::: The records :::

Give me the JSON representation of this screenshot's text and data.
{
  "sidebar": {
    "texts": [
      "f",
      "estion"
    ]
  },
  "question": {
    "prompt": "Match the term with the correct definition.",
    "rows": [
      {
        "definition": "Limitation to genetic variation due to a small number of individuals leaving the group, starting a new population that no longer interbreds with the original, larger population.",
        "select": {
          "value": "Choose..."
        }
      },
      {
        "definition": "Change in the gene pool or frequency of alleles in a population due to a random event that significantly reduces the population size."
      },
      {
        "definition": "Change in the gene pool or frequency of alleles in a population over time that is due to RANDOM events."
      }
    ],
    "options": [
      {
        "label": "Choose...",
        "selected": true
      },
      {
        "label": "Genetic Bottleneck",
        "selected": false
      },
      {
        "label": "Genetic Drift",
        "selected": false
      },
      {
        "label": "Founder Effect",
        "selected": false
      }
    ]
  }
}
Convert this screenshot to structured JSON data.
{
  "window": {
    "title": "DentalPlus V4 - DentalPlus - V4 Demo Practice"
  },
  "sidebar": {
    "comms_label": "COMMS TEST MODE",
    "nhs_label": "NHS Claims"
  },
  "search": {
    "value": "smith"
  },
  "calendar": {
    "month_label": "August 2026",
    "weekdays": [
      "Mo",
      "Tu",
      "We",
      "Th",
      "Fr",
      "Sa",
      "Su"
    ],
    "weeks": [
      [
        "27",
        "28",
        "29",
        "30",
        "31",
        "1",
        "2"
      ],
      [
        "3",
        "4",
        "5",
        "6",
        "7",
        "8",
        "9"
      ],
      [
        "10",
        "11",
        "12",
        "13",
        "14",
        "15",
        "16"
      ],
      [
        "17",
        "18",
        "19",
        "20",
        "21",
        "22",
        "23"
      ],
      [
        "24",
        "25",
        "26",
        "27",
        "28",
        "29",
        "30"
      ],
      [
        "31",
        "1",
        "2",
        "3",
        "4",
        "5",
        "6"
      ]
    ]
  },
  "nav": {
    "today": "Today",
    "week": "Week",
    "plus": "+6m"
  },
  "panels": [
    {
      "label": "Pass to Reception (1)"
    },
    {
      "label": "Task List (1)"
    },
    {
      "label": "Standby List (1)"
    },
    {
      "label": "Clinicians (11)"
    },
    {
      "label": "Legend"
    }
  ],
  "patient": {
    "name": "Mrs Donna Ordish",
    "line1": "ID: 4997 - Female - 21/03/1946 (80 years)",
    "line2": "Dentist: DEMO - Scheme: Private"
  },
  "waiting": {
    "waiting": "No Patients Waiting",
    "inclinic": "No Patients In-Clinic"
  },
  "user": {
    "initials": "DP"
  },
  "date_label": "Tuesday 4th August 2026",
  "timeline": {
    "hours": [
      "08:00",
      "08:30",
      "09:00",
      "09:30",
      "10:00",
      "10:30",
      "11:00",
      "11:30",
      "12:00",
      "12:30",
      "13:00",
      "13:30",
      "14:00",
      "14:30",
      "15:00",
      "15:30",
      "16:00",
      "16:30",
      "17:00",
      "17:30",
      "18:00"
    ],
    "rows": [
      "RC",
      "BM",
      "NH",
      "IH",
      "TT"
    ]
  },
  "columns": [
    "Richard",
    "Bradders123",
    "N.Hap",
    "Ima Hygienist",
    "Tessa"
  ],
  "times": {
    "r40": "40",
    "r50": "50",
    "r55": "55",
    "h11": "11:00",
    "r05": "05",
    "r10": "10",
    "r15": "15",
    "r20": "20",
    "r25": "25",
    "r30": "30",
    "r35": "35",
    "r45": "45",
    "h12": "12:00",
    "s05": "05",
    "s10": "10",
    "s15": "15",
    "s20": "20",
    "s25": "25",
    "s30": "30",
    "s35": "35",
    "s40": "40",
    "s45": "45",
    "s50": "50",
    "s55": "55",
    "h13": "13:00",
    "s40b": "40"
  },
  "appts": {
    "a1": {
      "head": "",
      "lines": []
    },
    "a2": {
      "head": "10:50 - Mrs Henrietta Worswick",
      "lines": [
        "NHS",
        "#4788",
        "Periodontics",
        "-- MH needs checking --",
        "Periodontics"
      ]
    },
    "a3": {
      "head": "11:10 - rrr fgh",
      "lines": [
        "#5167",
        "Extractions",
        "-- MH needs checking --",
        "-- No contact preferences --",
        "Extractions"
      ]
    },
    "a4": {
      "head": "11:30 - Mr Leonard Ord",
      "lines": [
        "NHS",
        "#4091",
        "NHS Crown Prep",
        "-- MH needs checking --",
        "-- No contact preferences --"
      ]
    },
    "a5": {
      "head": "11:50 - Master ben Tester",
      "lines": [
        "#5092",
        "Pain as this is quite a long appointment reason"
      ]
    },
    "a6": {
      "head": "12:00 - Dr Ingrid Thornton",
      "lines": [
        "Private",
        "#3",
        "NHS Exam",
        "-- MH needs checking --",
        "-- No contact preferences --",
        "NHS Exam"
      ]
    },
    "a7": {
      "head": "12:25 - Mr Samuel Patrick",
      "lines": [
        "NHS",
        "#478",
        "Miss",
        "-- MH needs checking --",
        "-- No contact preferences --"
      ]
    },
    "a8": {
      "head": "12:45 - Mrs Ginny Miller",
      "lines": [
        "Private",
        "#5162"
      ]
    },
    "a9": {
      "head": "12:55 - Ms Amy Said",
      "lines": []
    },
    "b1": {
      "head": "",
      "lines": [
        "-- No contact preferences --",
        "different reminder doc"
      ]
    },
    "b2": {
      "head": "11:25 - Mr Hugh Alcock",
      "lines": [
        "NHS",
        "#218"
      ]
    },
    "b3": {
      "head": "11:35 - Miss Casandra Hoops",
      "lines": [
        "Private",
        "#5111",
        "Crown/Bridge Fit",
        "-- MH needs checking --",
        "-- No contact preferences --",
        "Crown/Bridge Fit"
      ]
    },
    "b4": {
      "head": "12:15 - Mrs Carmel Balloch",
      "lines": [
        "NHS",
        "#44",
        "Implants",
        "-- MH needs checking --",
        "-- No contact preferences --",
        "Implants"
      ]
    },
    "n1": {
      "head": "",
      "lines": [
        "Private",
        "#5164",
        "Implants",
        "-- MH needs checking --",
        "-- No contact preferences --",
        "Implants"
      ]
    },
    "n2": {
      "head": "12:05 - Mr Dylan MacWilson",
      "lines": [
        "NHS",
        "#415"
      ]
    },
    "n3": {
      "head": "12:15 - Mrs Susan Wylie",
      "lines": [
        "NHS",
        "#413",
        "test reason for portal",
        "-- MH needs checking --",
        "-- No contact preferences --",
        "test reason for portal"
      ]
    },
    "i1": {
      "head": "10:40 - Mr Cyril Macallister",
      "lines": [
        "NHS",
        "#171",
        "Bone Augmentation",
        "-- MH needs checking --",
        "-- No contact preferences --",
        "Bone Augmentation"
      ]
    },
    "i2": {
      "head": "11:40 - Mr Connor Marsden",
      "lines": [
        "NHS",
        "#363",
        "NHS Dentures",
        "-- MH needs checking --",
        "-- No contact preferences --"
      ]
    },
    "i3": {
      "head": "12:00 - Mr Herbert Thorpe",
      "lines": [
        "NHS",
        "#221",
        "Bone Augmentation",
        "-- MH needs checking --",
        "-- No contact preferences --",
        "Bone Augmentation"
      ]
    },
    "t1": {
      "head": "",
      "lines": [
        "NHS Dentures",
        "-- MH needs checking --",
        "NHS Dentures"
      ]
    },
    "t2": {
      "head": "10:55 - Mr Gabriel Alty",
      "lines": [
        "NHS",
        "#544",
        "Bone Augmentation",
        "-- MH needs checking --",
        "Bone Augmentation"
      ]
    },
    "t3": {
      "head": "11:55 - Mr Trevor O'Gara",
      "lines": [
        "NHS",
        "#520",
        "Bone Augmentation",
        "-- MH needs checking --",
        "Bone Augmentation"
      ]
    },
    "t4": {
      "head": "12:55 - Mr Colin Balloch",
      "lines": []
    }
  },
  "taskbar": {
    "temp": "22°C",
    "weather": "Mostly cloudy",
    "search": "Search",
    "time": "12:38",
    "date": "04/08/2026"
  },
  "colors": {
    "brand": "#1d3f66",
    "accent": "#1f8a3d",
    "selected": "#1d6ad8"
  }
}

:::

__Task to carry out__:
Show all lines above holding "Change".

__Problem solution__:
        "definition": "Change in the gene pool or frequency of alleles in a population due to a random event that significantly reduces the population size."
        "definition": "Change in the gene pool or frequency of alleles in a population over time that is due to RANDOM events."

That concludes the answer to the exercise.